-- Exercise task --
Reproduce the lines of the entries below word for word, from the first line through the line containing "shutdown-options-button[interactable] <box>147 432", inclusive.

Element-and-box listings
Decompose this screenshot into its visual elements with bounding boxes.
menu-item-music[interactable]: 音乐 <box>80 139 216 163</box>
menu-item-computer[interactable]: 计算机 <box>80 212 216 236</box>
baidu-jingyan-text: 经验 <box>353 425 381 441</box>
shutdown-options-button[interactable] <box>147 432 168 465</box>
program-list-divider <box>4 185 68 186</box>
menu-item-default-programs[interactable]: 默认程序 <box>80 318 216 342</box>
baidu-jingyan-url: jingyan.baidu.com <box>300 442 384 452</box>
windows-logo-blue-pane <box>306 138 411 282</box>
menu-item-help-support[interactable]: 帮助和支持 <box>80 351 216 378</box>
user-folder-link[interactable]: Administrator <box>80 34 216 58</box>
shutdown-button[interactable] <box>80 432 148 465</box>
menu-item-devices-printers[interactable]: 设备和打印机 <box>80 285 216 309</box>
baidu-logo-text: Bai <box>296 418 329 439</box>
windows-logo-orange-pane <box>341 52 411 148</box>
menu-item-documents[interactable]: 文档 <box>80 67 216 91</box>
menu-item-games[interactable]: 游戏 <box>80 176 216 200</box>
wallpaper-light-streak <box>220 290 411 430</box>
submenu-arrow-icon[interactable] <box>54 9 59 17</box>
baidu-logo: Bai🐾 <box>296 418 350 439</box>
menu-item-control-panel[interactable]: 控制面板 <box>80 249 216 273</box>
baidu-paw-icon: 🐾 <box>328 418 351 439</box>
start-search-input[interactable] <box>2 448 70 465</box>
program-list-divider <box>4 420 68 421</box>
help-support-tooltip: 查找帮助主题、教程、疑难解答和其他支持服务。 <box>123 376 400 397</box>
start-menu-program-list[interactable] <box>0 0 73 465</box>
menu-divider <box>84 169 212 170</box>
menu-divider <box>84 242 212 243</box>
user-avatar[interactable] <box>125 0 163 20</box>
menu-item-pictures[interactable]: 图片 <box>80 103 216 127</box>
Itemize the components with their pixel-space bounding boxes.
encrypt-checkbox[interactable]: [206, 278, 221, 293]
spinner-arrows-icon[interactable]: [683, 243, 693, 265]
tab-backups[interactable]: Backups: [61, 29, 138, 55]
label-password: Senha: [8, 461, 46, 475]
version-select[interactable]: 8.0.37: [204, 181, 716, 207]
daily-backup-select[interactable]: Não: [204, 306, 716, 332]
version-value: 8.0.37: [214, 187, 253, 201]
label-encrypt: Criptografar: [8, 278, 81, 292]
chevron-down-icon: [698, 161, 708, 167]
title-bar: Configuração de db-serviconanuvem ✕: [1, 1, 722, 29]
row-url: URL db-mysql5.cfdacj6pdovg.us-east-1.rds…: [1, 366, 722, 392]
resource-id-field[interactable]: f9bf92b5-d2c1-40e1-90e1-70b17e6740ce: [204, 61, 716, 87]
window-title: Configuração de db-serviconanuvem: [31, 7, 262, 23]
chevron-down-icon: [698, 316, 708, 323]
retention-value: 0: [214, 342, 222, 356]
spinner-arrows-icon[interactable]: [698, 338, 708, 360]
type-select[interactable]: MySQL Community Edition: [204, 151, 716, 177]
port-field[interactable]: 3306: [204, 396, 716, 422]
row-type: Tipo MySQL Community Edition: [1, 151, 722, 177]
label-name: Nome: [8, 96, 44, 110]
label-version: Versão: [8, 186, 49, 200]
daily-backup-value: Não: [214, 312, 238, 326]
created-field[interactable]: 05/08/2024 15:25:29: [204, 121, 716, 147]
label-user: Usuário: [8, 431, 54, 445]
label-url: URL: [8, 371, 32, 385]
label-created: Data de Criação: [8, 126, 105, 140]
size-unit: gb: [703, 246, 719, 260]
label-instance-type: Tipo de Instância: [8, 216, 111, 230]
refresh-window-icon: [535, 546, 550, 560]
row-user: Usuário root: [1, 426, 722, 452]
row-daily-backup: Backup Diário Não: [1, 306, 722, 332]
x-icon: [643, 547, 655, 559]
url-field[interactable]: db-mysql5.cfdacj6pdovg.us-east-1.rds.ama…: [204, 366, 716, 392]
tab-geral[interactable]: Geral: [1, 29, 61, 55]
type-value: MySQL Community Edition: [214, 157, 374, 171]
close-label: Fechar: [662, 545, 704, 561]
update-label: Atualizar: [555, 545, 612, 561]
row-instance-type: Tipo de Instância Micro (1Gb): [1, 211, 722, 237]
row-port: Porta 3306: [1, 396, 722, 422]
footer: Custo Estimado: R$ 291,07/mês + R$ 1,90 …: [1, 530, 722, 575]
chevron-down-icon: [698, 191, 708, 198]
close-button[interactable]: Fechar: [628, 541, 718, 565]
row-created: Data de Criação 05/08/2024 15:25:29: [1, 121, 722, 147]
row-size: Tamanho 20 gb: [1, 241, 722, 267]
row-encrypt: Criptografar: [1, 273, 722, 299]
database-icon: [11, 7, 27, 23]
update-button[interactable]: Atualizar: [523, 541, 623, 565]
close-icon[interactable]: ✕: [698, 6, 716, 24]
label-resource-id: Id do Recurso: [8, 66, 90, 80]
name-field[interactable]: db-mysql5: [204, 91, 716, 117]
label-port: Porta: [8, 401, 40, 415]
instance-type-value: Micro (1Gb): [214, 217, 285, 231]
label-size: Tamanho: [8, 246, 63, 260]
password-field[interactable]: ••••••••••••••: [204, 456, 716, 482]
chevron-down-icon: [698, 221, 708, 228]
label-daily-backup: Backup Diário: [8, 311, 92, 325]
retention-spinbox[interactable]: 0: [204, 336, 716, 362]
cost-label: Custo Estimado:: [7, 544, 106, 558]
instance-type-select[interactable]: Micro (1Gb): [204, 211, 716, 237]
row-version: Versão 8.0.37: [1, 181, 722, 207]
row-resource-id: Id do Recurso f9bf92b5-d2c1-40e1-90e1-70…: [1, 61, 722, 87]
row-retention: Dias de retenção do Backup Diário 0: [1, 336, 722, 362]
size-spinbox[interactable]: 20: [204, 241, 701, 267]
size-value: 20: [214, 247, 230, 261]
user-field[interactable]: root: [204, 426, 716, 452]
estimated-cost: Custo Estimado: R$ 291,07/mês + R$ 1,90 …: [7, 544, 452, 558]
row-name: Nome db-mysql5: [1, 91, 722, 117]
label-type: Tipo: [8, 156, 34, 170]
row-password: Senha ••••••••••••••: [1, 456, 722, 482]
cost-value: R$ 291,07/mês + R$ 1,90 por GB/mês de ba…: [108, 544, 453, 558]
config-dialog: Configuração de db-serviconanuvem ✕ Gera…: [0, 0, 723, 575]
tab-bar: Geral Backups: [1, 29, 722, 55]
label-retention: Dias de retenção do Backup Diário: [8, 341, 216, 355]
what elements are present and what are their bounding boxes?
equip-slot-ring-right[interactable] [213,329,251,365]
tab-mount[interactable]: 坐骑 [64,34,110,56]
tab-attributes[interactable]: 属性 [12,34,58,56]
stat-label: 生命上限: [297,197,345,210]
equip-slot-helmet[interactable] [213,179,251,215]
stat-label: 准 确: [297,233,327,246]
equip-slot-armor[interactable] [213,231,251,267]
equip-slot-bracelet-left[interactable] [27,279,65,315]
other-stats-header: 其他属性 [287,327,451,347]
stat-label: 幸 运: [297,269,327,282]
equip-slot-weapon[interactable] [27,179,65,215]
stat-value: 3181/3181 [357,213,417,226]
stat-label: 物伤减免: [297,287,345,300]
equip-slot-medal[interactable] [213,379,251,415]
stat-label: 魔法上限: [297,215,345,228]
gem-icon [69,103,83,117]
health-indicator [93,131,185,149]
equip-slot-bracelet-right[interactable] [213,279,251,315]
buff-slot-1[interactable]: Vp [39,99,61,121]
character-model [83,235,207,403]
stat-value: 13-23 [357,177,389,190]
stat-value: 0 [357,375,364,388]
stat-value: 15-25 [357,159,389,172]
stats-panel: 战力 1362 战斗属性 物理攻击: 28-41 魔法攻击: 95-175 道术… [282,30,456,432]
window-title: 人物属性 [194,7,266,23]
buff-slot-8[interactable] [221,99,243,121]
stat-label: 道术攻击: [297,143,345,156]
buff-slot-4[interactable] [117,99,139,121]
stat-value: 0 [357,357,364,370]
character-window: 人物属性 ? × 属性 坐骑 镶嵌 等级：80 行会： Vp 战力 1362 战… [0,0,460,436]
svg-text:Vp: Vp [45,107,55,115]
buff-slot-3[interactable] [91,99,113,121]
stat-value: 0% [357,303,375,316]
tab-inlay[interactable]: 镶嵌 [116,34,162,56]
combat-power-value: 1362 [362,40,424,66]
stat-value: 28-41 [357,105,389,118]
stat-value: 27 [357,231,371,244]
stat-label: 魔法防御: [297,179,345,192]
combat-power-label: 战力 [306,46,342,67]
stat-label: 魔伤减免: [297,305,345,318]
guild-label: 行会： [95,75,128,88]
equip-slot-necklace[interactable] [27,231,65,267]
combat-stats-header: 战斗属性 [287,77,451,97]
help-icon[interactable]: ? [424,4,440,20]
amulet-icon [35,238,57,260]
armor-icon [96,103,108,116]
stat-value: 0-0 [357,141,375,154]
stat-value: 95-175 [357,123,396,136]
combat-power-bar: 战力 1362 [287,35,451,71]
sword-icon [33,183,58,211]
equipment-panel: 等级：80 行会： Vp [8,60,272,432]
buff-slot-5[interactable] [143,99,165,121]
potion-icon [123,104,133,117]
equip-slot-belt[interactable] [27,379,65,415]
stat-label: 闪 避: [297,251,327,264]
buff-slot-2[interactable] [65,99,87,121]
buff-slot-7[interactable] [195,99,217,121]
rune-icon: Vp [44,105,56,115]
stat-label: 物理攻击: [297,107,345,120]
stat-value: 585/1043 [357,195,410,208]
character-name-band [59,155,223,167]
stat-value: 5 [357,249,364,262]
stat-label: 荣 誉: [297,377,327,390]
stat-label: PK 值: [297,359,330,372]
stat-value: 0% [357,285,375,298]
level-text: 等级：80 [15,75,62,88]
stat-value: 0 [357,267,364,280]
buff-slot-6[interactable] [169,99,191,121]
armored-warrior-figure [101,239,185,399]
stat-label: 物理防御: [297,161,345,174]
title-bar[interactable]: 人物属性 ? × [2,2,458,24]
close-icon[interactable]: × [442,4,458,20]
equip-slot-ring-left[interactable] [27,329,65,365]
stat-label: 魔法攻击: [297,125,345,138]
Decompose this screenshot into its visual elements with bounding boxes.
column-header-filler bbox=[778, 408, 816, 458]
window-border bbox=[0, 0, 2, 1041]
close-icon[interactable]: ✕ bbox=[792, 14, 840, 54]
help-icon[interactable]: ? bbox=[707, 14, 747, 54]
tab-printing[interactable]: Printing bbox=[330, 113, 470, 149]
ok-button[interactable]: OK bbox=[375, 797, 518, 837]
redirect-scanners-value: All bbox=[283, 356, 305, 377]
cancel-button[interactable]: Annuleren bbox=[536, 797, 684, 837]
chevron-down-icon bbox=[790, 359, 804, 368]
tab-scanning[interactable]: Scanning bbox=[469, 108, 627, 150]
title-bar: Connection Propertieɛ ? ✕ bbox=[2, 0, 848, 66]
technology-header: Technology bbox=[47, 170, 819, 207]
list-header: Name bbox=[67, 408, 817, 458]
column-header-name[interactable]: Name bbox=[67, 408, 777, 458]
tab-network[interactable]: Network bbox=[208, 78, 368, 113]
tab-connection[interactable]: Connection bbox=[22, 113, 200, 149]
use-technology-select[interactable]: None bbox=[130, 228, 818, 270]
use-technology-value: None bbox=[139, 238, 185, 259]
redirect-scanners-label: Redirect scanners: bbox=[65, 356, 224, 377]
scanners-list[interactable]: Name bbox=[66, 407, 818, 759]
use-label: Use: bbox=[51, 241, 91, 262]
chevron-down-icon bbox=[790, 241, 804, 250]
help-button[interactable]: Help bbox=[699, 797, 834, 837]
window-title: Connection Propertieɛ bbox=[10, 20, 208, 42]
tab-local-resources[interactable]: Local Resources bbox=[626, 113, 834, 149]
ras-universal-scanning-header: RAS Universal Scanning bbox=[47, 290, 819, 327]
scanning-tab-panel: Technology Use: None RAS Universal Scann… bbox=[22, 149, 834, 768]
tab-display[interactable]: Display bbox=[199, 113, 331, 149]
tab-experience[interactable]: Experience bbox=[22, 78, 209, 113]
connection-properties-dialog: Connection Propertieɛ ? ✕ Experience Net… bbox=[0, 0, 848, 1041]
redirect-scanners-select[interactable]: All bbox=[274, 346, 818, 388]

-- Solution --
Decompose this screenshot into its visual elements with bounding boxes.
menu-item-music[interactable]: 音乐 <box>80 139 216 163</box>
menu-item-computer[interactable]: 计算机 <box>80 212 216 236</box>
baidu-jingyan-text: 经验 <box>353 425 381 441</box>
shutdown-options-button[interactable] <box>147 432 168 465</box>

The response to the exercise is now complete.